• Stated goal
Keep the wording of each record exactly the same when you repeat it, and leave out pictures.

• Data provided
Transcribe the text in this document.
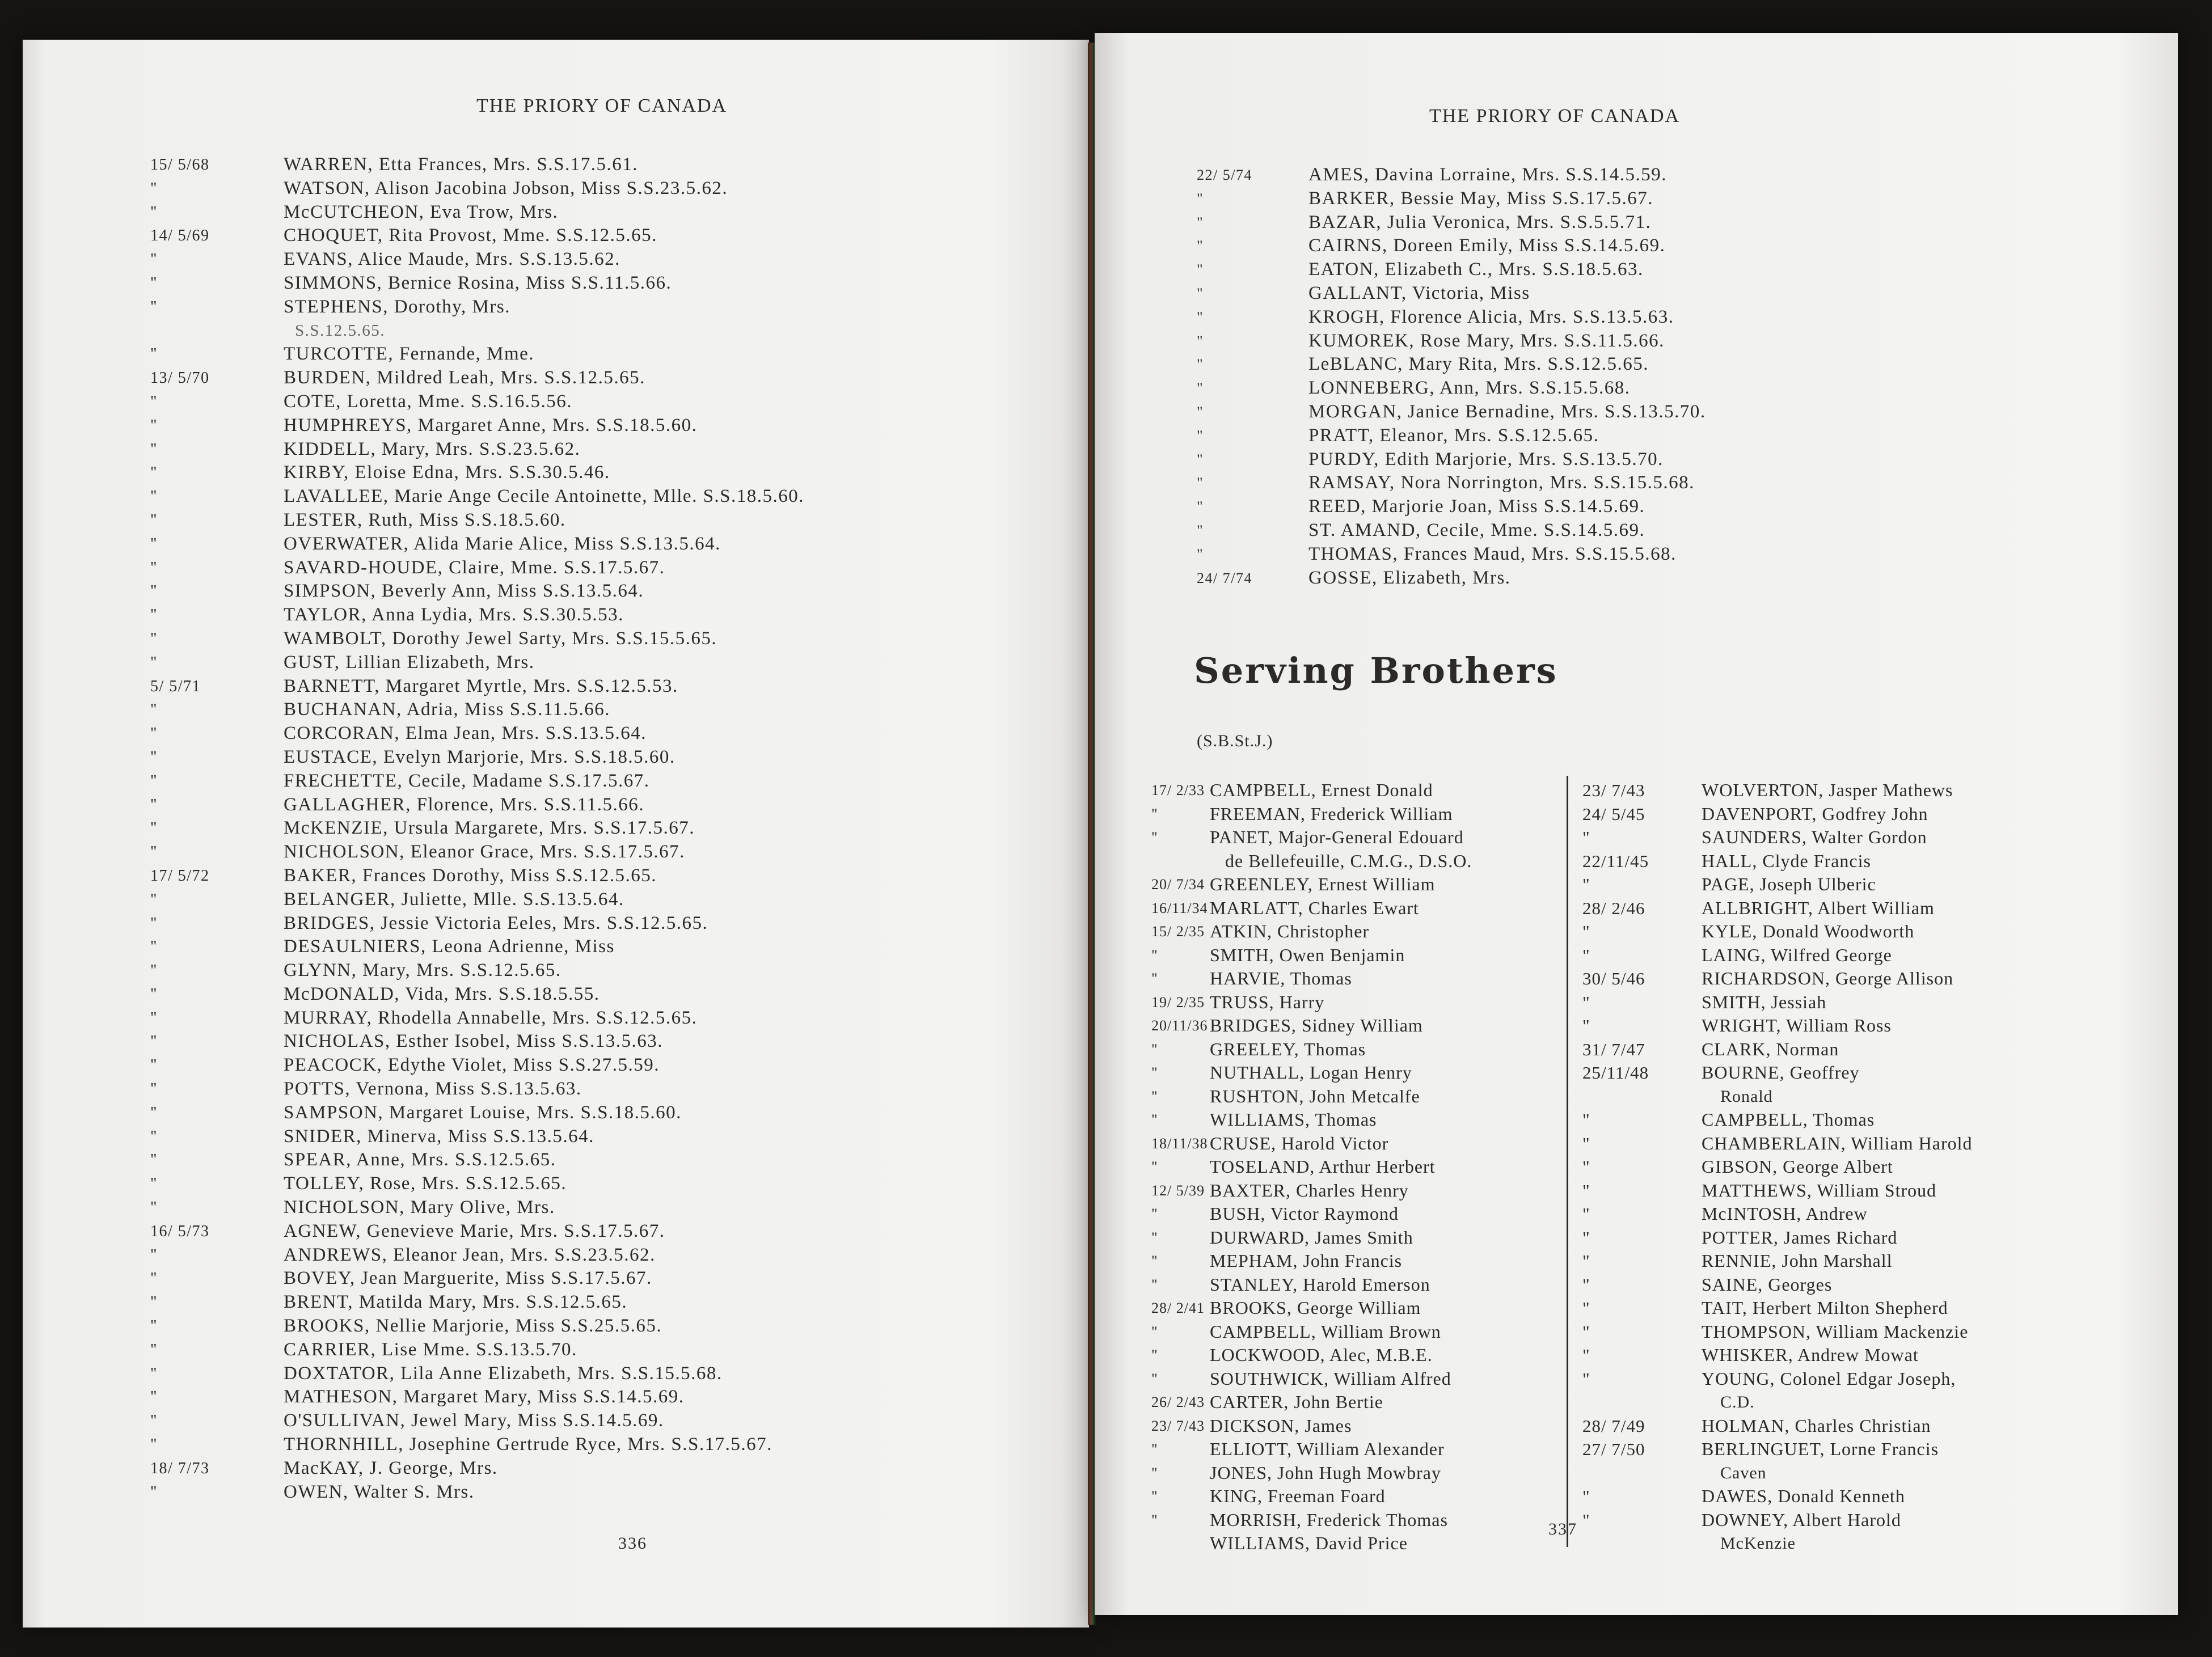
THE PRIORY OF CANADA
15/ 5/68	WARREN, Etta Frances, Mrs. S.S.17.5.61.
"	WATSON, Alison Jacobina Jobson, Miss S.S.23.5.62.
"	McCUTCHEON, Eva Trow, Mrs.
14/ 5/69	CHOQUET, Rita Provost, Mme. S.S.12.5.65.
"	EVANS, Alice Maude, Mrs. S.S.13.5.62.
"	SIMMONS, Bernice Rosina, Miss S.S.11.5.66.
"	STEPHENS, Dorothy, Mrs.
S.S.12.5.65.
"	TURCOTTE, Fernande, Mme.
13/ 5/70	BURDEN, Mildred Leah, Mrs. S.S.12.5.65.
"	COTE, Loretta, Mme. S.S.16.5.56.
"	HUMPHREYS, Margaret Anne, Mrs. S.S.18.5.60.
"	KIDDELL, Mary, Mrs. S.S.23.5.62.
"	KIRBY, Eloise Edna, Mrs. S.S.30.5.46.
"	LAVALLEE, Marie Ange Cecile Antoinette, Mlle. S.S.18.5.60.
"	LESTER, Ruth, Miss S.S.18.5.60.
"	OVERWATER, Alida Marie Alice, Miss S.S.13.5.64.
"	SAVARD-HOUDE, Claire, Mme. S.S.17.5.67.
"	SIMPSON, Beverly Ann, Miss S.S.13.5.64.
"	TAYLOR, Anna Lydia, Mrs. S.S.30.5.53.
"	WAMBOLT, Dorothy Jewel Sarty, Mrs. S.S.15.5.65.
"	GUST, Lillian Elizabeth, Mrs.
5/ 5/71	BARNETT, Margaret Myrtle, Mrs. S.S.12.5.53.
"	BUCHANAN, Adria, Miss S.S.11.5.66.
"	CORCORAN, Elma Jean, Mrs. S.S.13.5.64.
"	EUSTACE, Evelyn Marjorie, Mrs. S.S.18.5.60.
"	FRECHETTE, Cecile, Madame S.S.17.5.67.
"	GALLAGHER, Florence, Mrs. S.S.11.5.66.
"	McKENZIE, Ursula Margarete, Mrs. S.S.17.5.67.
"	NICHOLSON, Eleanor Grace, Mrs. S.S.17.5.67.
17/ 5/72	BAKER, Frances Dorothy, Miss S.S.12.5.65.
"	BELANGER, Juliette, Mlle. S.S.13.5.64.
"	BRIDGES, Jessie Victoria Eeles, Mrs. S.S.12.5.65.
"	DESAULNIERS, Leona Adrienne, Miss
"	GLYNN, Mary, Mrs. S.S.12.5.65.
"	McDONALD, Vida, Mrs. S.S.18.5.55.
"	MURRAY, Rhodella Annabelle, Mrs. S.S.12.5.65.
"	NICHOLAS, Esther Isobel, Miss S.S.13.5.63.
"	PEACOCK, Edythe Violet, Miss S.S.27.5.59.
"	POTTS, Vernona, Miss S.S.13.5.63.
"	SAMPSON, Margaret Louise, Mrs. S.S.18.5.60.
"	SNIDER, Minerva, Miss S.S.13.5.64.
"	SPEAR, Anne, Mrs. S.S.12.5.65.
"	TOLLEY, Rose, Mrs. S.S.12.5.65.
"	NICHOLSON, Mary Olive, Mrs.
16/ 5/73	AGNEW, Genevieve Marie, Mrs. S.S.17.5.67.
"	ANDREWS, Eleanor Jean, Mrs. S.S.23.5.62.
"	BOVEY, Jean Marguerite, Miss S.S.17.5.67.
"	BRENT, Matilda Mary, Mrs. S.S.12.5.65.
"	BROOKS, Nellie Marjorie, Miss S.S.25.5.65.
"	CARRIER, Lise Mme. S.S.13.5.70.
"	DOXTATOR, Lila Anne Elizabeth, Mrs. S.S.15.5.68.
"	MATHESON, Margaret Mary, Miss S.S.14.5.69.
"	O'SULLIVAN, Jewel Mary, Miss S.S.14.5.69.
"	THORNHILL, Josephine Gertrude Ryce, Mrs. S.S.17.5.67.
18/ 7/73	MacKAY, J. George, Mrs.
"	OWEN, Walter S. Mrs.
336
THE PRIORY OF CANADA
22/ 5/74	AMES, Davina Lorraine, Mrs. S.S.14.5.59.
"	BARKER, Bessie May, Miss S.S.17.5.67.
"	BAZAR, Julia Veronica, Mrs. S.S.5.5.71.
"	CAIRNS, Doreen Emily, Miss S.S.14.5.69.
"	EATON, Elizabeth C., Mrs. S.S.18.5.63.
"	GALLANT, Victoria, Miss
"	KROGH, Florence Alicia, Mrs. S.S.13.5.63.
"	KUMOREK, Rose Mary, Mrs. S.S.11.5.66.
"	LeBLANC, Mary Rita, Mrs. S.S.12.5.65.
"	LONNEBERG, Ann, Mrs. S.S.15.5.68.
"	MORGAN, Janice Bernadine, Mrs. S.S.13.5.70.
"	PRATT, Eleanor, Mrs. S.S.12.5.65.
"	PURDY, Edith Marjorie, Mrs. S.S.13.5.70.
"	RAMSAY, Nora Norrington, Mrs. S.S.15.5.68.
"	REED, Marjorie Joan, Miss S.S.14.5.69.
"	ST. AMAND, Cecile, Mme. S.S.14.5.69.
"	THOMAS, Frances Maud, Mrs. S.S.15.5.68.
24/ 7/74	GOSSE, Elizabeth, Mrs.
Serving Brothers
(S.B.St.J.)
17/ 2/33 CAMPBELL, Ernest Donald
"	FREEMAN, Frederick William
"	PANET, Major-General Edouard
de Bellefeuille, C.M.G., D.S.O.
20/ 7/34 GREENLEY, Ernest William
16/11/34 MARLATT, Charles Ewart
15/ 2/35 ATKIN, Christopher
"	SMITH, Owen Benjamin
"	HARVIE, Thomas
19/ 2/35 TRUSS, Harry
20/11/36 BRIDGES, Sidney William
"	GREELEY, Thomas
"	NUTHALL, Logan Henry
"	RUSHTON, John Metcalfe
"	WILLIAMS, Thomas
18/11/38 CRUSE, Harold Victor
"	TOSELAND, Arthur Herbert
12/ 5/39 BAXTER, Charles Henry
"	BUSH, Victor Raymond
"	DURWARD, James Smith
"	MEPHAM, John Francis
"	STANLEY, Harold Emerson
28/ 2/41 BROOKS, George William
"	CAMPBELL, William Brown
"	LOCKWOOD, Alec, M.B.E.
"	SOUTHWICK, William Alfred
26/ 2/43 CARTER, John Bertie
23/ 7/43 DICKSON, James
"	ELLIOTT, William Alexander
"	JONES, John Hugh Mowbray
"	KING, Freeman Foard
"	MORRISH, Frederick Thomas
WILLIAMS, David Price
23/ 7/43	WOLVERTON, Jasper Mathews
24/ 5/45	DAVENPORT, Godfrey John
"	SAUNDERS, Walter Gordon
22/11/45	HALL, Clyde Francis
"	PAGE, Joseph Ulberic
28/ 2/46	ALLBRIGHT, Albert William
"	KYLE, Donald Woodworth
"	LAING, Wilfred George
30/ 5/46	RICHARDSON, George Allison
"	SMITH, Jessiah
"	WRIGHT, William Ross
31/ 7/47	CLARK, Norman
25/11/48	BOURNE, Geoffrey
Ronald
"	CAMPBELL, Thomas
"	CHAMBERLAIN, William Harold
"	GIBSON, George Albert
"	MATTHEWS, William Stroud
"	McINTOSH, Andrew
"	POTTER, James Richard
"	RENNIE, John Marshall
"	SAINE, Georges
"	TAIT, Herbert Milton Shepherd
"	THOMPSON, William Mackenzie
"	WHISKER, Andrew Mowat
"	YOUNG, Colonel Edgar Joseph,
C.D.
28/ 7/49	HOLMAN, Charles Christian
27/ 7/50	BERLINGUET, Lorne Francis
Caven
"	DAWES, Donald Kenneth
"	DOWNEY, Albert Harold
McKenzie
337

• Expected answer
Transcribe the text in this document.
THE PRIORY OF CANADA
15/ 5/68	WARREN, Etta Frances, Mrs. S.S.17.5.61.
"	WATSON, Alison Jacobina Jobson, Miss S.S.23.5.62.
"	McCUTCHEON, Eva Trow, Mrs.
14/ 5/69	CHOQUET, Rita Provost, Mme. S.S.12.5.65.
"	EVANS, Alice Maude, Mrs. S.S.13.5.62.
"	SIMMONS, Bernice Rosina, Miss S.S.11.5.66.
"	STEPHENS, Dorothy, Mrs.
S.S.12.5.65.
"	TURCOTTE, Fernande, Mme.
13/ 5/70	BURDEN, Mildred Leah, Mrs. S.S.12.5.65.
"	COTE, Loretta, Mme. S.S.16.5.56.
"	HUMPHREYS, Margaret Anne, Mrs. S.S.18.5.60.
"	KIDDELL, Mary, Mrs. S.S.23.5.62.
"	KIRBY, Eloise Edna, Mrs. S.S.30.5.46.
"	LAVALLEE, Marie Ange Cecile Antoinette, Mlle. S.S.18.5.60.
"	LESTER, Ruth, Miss S.S.18.5.60.
"	OVERWATER, Alida Marie Alice, Miss S.S.13.5.64.
"	SAVARD-HOUDE, Claire, Mme. S.S.17.5.67.
"	SIMPSON, Beverly Ann, Miss S.S.13.5.64.
"	TAYLOR, Anna Lydia, Mrs. S.S.30.5.53.
"	WAMBOLT, Dorothy Jewel Sarty, Mrs. S.S.15.5.65.
"	GUST, Lillian Elizabeth, Mrs.
5/ 5/71	BARNETT, Margaret Myrtle, Mrs. S.S.12.5.53.
"	BUCHANAN, Adria, Miss S.S.11.5.66.
"	CORCORAN, Elma Jean, Mrs. S.S.13.5.64.
"	EUSTACE, Evelyn Marjorie, Mrs. S.S.18.5.60.
"	FRECHETTE, Cecile, Madame S.S.17.5.67.
"	GALLAGHER, Florence, Mrs. S.S.11.5.66.
"	McKENZIE, Ursula Margarete, Mrs. S.S.17.5.67.
"	NICHOLSON, Eleanor Grace, Mrs. S.S.17.5.67.
17/ 5/72	BAKER, Frances Dorothy, Miss S.S.12.5.65.
"	BELANGER, Juliette, Mlle. S.S.13.5.64.
"	BRIDGES, Jessie Victoria Eeles, Mrs. S.S.12.5.65.
"	DESAULNIERS, Leona Adrienne, Miss
"	GLYNN, Mary, Mrs. S.S.12.5.65.
"	McDONALD, Vida, Mrs. S.S.18.5.55.
"	MURRAY, Rhodella Annabelle, Mrs. S.S.12.5.65.
"	NICHOLAS, Esther Isobel, Miss S.S.13.5.63.
"	PEACOCK, Edythe Violet, Miss S.S.27.5.59.
"	POTTS, Vernona, Miss S.S.13.5.63.
"	SAMPSON, Margaret Louise, Mrs. S.S.18.5.60.
"	SNIDER, Minerva, Miss S.S.13.5.64.
"	SPEAR, Anne, Mrs. S.S.12.5.65.
"	TOLLEY, Rose, Mrs. S.S.12.5.65.
"	NICHOLSON, Mary Olive, Mrs.
16/ 5/73	AGNEW, Genevieve Marie, Mrs. S.S.17.5.67.
"	ANDREWS, Eleanor Jean, Mrs. S.S.23.5.62.
"	BOVEY, Jean Marguerite, Miss S.S.17.5.67.
"	BRENT, Matilda Mary, Mrs. S.S.12.5.65.
"	BROOKS, Nellie Marjorie, Miss S.S.25.5.65.
"	CARRIER, Lise Mme. S.S.13.5.70.
"	DOXTATOR, Lila Anne Elizabeth, Mrs. S.S.15.5.68.
"	MATHESON, Margaret Mary, Miss S.S.14.5.69.
"	O'SULLIVAN, Jewel Mary, Miss S.S.14.5.69.
"	THORNHILL, Josephine Gertrude Ryce, Mrs. S.S.17.5.67.
18/ 7/73	MacKAY, J. George, Mrs.
"	OWEN, Walter S. Mrs.
336
THE PRIORY OF CANADA
22/ 5/74	AMES, Davina Lorraine, Mrs. S.S.14.5.59.
"	BARKER, Bessie May, Miss S.S.17.5.67.
"	BAZAR, Julia Veronica, Mrs. S.S.5.5.71.
"	CAIRNS, Doreen Emily, Miss S.S.14.5.69.
"	EATON, Elizabeth C., Mrs. S.S.18.5.63.
"	GALLANT, Victoria, Miss
"	KROGH, Florence Alicia, Mrs. S.S.13.5.63.
"	KUMOREK, Rose Mary, Mrs. S.S.11.5.66.
"	LeBLANC, Mary Rita, Mrs. S.S.12.5.65.
"	LONNEBERG, Ann, Mrs. S.S.15.5.68.
"	MORGAN, Janice Bernadine, Mrs. S.S.13.5.70.
"	PRATT, Eleanor, Mrs. S.S.12.5.65.
"	PURDY, Edith Marjorie, Mrs. S.S.13.5.70.
"	RAMSAY, Nora Norrington, Mrs. S.S.15.5.68.
"	REED, Marjorie Joan, Miss S.S.14.5.69.
"	ST. AMAND, Cecile, Mme. S.S.14.5.69.
"	THOMAS, Frances Maud, Mrs. S.S.15.5.68.
24/ 7/74	GOSSE, Elizabeth, Mrs.
Serving Brothers
(S.B.St.J.)
17/ 2/33 CAMPBELL, Ernest Donald
"	FREEMAN, Frederick William
"	PANET, Major-General Edouard
de Bellefeuille, C.M.G., D.S.O.
20/ 7/34 GREENLEY, Ernest William
16/11/34 MARLATT, Charles Ewart
15/ 2/35 ATKIN, Christopher
"	SMITH, Owen Benjamin
"	HARVIE, Thomas
19/ 2/35 TRUSS, Harry
20/11/36 BRIDGES, Sidney William
"	GREELEY, Thomas
"	NUTHALL, Logan Henry
"	RUSHTON, John Metcalfe
"	WILLIAMS, Thomas
18/11/38 CRUSE, Harold Victor
"	TOSELAND, Arthur Herbert
12/ 5/39 BAXTER, Charles Henry
"	BUSH, Victor Raymond
"	DURWARD, James Smith
"	MEPHAM, John Francis
"	STANLEY, Harold Emerson
28/ 2/41 BROOKS, George William
"	CAMPBELL, William Brown
"	LOCKWOOD, Alec, M.B.E.
"	SOUTHWICK, William Alfred
26/ 2/43 CARTER, John Bertie
23/ 7/43 DICKSON, James
"	ELLIOTT, William Alexander
"	JONES, John Hugh Mowbray
"	KING, Freeman Foard
"	MORRISH, Frederick Thomas
WILLIAMS, David Price
23/ 7/43	WOLVERTON, Jasper Mathews
24/ 5/45	DAVENPORT, Godfrey John
"	SAUNDERS, Walter Gordon
22/11/45	HALL, Clyde Francis
"	PAGE, Joseph Ulberic
28/ 2/46	ALLBRIGHT, Albert William
"	KYLE, Donald Woodworth
"	LAING, Wilfred George
30/ 5/46	RICHARDSON, George Allison
"	SMITH, Jessiah
"	WRIGHT, William Ross
31/ 7/47	CLARK, Norman
25/11/48	BOURNE, Geoffrey
Ronald
"	CAMPBELL, Thomas
"	CHAMBERLAIN, William Harold
"	GIBSON, George Albert
"	MATTHEWS, William Stroud
"	McINTOSH, Andrew
"	POTTER, James Richard
"	RENNIE, John Marshall
"	SAINE, Georges
"	TAIT, Herbert Milton Shepherd
"	THOMPSON, William Mackenzie
"	WHISKER, Andrew Mowat
"	YOUNG, Colonel Edgar Joseph,
C.D.
28/ 7/49	HOLMAN, Charles Christian
27/ 7/50	BERLINGUET, Lorne Francis
Caven
"	DAWES, Donald Kenneth
"	DOWNEY, Albert Harold
McKenzie
337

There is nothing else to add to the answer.